| Exercise data |
* BEGIN *

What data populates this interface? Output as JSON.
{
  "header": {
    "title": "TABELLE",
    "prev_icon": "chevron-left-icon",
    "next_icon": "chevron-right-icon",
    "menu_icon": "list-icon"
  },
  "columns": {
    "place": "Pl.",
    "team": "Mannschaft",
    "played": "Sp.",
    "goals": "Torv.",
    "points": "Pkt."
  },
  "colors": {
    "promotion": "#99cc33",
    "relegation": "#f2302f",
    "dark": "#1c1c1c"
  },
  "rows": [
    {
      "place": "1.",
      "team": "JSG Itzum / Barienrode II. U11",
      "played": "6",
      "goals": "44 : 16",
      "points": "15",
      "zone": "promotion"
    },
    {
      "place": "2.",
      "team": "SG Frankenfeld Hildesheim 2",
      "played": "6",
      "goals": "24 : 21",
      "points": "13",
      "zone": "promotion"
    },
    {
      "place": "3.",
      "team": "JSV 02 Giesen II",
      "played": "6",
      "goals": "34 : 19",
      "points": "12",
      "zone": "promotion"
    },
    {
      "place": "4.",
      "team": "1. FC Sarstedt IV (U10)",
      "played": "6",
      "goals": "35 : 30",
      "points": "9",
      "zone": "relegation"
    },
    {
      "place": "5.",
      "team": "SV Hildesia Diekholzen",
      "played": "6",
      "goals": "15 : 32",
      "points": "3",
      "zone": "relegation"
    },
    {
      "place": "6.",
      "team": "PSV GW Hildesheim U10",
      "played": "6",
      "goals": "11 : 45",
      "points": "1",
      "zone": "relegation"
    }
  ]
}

* END *

Report how many lines of the listing above include the word "points". Say nothing but the number.

| Written solution |
7